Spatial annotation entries
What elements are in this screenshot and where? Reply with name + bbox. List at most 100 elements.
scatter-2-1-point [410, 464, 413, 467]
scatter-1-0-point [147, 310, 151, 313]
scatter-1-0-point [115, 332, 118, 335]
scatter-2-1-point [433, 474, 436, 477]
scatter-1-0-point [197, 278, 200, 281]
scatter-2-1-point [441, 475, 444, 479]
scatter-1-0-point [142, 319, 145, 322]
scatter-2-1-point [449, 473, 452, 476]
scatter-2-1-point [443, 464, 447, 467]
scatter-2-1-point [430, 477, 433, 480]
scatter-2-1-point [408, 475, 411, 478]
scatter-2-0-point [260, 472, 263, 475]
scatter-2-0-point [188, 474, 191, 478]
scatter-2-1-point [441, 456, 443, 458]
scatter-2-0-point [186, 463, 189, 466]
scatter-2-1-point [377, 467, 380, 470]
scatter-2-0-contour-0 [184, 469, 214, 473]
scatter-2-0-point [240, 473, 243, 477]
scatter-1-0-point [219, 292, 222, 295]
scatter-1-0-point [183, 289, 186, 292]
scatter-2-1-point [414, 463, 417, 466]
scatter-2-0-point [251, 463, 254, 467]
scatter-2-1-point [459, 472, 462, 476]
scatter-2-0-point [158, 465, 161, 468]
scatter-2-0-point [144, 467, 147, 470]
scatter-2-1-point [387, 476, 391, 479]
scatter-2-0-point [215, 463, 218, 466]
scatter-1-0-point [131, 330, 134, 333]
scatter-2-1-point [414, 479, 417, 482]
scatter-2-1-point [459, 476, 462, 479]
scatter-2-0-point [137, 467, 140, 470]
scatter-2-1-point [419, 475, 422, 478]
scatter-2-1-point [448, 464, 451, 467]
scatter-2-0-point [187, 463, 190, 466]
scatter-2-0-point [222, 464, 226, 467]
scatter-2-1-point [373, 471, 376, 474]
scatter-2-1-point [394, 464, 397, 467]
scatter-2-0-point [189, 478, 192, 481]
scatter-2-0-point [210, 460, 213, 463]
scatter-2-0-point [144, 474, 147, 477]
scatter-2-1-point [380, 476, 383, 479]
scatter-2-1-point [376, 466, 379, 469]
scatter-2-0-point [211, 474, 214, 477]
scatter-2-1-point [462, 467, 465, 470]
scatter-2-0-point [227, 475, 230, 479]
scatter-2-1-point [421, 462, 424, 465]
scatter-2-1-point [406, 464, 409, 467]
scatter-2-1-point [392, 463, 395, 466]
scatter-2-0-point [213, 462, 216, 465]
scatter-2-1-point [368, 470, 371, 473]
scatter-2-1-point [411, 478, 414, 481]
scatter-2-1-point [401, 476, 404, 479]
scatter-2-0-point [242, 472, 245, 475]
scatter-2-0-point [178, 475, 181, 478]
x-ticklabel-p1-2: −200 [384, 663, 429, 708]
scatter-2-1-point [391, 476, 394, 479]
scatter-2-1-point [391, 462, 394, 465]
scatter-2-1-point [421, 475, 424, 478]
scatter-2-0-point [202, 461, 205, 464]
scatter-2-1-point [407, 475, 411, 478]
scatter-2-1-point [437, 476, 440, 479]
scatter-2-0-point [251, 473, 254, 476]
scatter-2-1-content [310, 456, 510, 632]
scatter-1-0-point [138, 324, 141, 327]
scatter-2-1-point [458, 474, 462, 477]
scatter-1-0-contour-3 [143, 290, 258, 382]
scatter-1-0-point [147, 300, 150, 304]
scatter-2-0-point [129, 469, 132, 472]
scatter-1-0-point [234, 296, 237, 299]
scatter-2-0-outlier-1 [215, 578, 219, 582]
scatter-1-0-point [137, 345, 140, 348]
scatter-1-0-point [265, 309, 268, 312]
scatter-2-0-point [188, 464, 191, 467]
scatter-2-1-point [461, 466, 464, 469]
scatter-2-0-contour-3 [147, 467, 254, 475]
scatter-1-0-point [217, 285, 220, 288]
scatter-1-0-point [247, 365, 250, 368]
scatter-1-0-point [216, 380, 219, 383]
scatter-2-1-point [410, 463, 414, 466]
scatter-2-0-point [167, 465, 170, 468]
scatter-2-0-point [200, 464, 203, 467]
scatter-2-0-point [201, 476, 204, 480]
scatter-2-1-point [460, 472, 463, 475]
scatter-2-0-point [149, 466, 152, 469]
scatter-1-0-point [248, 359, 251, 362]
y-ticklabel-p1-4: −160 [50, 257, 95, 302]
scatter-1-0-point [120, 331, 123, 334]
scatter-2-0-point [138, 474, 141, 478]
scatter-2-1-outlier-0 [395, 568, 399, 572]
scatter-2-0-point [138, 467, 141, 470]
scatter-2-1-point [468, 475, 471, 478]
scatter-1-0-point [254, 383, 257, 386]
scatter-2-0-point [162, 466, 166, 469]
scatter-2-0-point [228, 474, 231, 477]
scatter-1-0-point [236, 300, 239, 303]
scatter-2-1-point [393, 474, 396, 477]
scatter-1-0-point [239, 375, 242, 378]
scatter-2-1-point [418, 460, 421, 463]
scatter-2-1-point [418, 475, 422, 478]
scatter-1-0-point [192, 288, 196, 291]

#### Your objective:
Extract each of the items above verbatim, leaving every line unchanged.

#### Response:
What elements are in this screenshot and where? Reply with name + bbox. List at most 100 elements.
scatter-2-1-point [410, 464, 413, 467]
scatter-1-0-point [147, 310, 151, 313]
scatter-1-0-point [115, 332, 118, 335]
scatter-2-1-point [433, 474, 436, 477]
scatter-1-0-point [197, 278, 200, 281]
scatter-2-1-point [441, 475, 444, 479]
scatter-1-0-point [142, 319, 145, 322]
scatter-2-1-point [449, 473, 452, 476]
scatter-2-1-point [443, 464, 447, 467]
scatter-2-1-point [430, 477, 433, 480]
scatter-2-1-point [408, 475, 411, 478]
scatter-2-0-point [260, 472, 263, 475]
scatter-2-0-point [188, 474, 191, 478]
scatter-2-1-point [441, 456, 443, 458]
scatter-2-0-point [186, 463, 189, 466]
scatter-2-1-point [377, 467, 380, 470]
scatter-2-0-contour-0 [184, 469, 214, 473]
scatter-2-0-point [240, 473, 243, 477]
scatter-1-0-point [219, 292, 222, 295]
scatter-1-0-point [183, 289, 186, 292]
scatter-2-1-point [414, 463, 417, 466]
scatter-2-0-point [251, 463, 254, 467]
scatter-2-1-point [459, 472, 462, 476]
scatter-2-0-point [158, 465, 161, 468]
scatter-2-0-point [144, 467, 147, 470]
scatter-2-1-point [387, 476, 391, 479]
scatter-2-0-point [215, 463, 218, 466]
scatter-1-0-point [131, 330, 134, 333]
scatter-2-1-point [414, 479, 417, 482]
scatter-2-1-point [459, 476, 462, 479]
scatter-2-0-point [137, 467, 140, 470]
scatter-2-1-point [419, 475, 422, 478]
scatter-2-1-point [448, 464, 451, 467]
scatter-2-0-point [187, 463, 190, 466]
scatter-2-0-point [222, 464, 226, 467]
scatter-2-1-point [373, 471, 376, 474]
scatter-2-1-point [394, 464, 397, 467]
scatter-2-0-point [189, 478, 192, 481]
scatter-2-0-point [210, 460, 213, 463]
scatter-2-0-point [144, 474, 147, 477]
scatter-2-1-point [380, 476, 383, 479]
scatter-2-1-point [376, 466, 379, 469]
scatter-2-0-point [211, 474, 214, 477]
scatter-2-1-point [462, 467, 465, 470]
scatter-2-0-point [227, 475, 230, 479]
scatter-2-1-point [421, 462, 424, 465]
scatter-2-1-point [406, 464, 409, 467]
scatter-2-1-point [392, 463, 395, 466]
scatter-2-0-point [213, 462, 216, 465]
scatter-2-1-point [368, 470, 371, 473]
scatter-2-1-point [411, 478, 414, 481]
scatter-2-1-point [401, 476, 404, 479]
scatter-2-0-point [242, 472, 245, 475]
scatter-2-0-point [178, 475, 181, 478]
x-ticklabel-p1-2: −200 [384, 663, 429, 708]
scatter-2-1-point [391, 476, 394, 479]
scatter-2-1-point [391, 462, 394, 465]
scatter-2-1-point [421, 475, 424, 478]
scatter-2-0-point [202, 461, 205, 464]
scatter-2-1-point [407, 475, 411, 478]
scatter-2-1-point [437, 476, 440, 479]
scatter-2-0-point [251, 473, 254, 476]
scatter-2-1-content [310, 456, 510, 632]
scatter-1-0-point [138, 324, 141, 327]
scatter-2-1-point [458, 474, 462, 477]
scatter-1-0-contour-3 [143, 290, 258, 382]
scatter-1-0-point [147, 300, 150, 304]
scatter-2-0-point [129, 469, 132, 472]
scatter-1-0-point [234, 296, 237, 299]
scatter-2-0-outlier-1 [215, 578, 219, 582]
scatter-1-0-point [137, 345, 140, 348]
scatter-1-0-point [265, 309, 268, 312]
scatter-2-0-point [188, 464, 191, 467]
scatter-2-1-point [461, 466, 464, 469]
scatter-2-0-contour-3 [147, 467, 254, 475]
scatter-1-0-point [217, 285, 220, 288]
scatter-1-0-point [247, 365, 250, 368]
scatter-1-0-point [216, 380, 219, 383]
scatter-2-1-point [410, 463, 414, 466]
scatter-2-0-point [167, 465, 170, 468]
scatter-2-0-point [200, 464, 203, 467]
scatter-2-0-point [201, 476, 204, 480]
scatter-2-1-point [460, 472, 463, 475]
scatter-2-0-point [149, 466, 152, 469]
scatter-1-0-point [248, 359, 251, 362]
y-ticklabel-p1-4: −160 [50, 257, 95, 302]
scatter-1-0-point [120, 331, 123, 334]
scatter-2-0-point [138, 474, 141, 478]
scatter-2-1-outlier-0 [395, 568, 399, 572]
scatter-2-0-point [138, 467, 141, 470]
scatter-2-1-point [468, 475, 471, 478]
scatter-1-0-point [254, 383, 257, 386]
scatter-2-0-point [162, 466, 166, 469]
scatter-2-0-point [228, 474, 231, 477]
scatter-1-0-point [236, 300, 239, 303]
scatter-2-1-point [393, 474, 396, 477]
scatter-1-0-point [239, 375, 242, 378]
scatter-2-1-point [418, 460, 421, 463]
scatter-2-1-point [418, 475, 422, 478]
scatter-1-0-point [192, 288, 196, 291]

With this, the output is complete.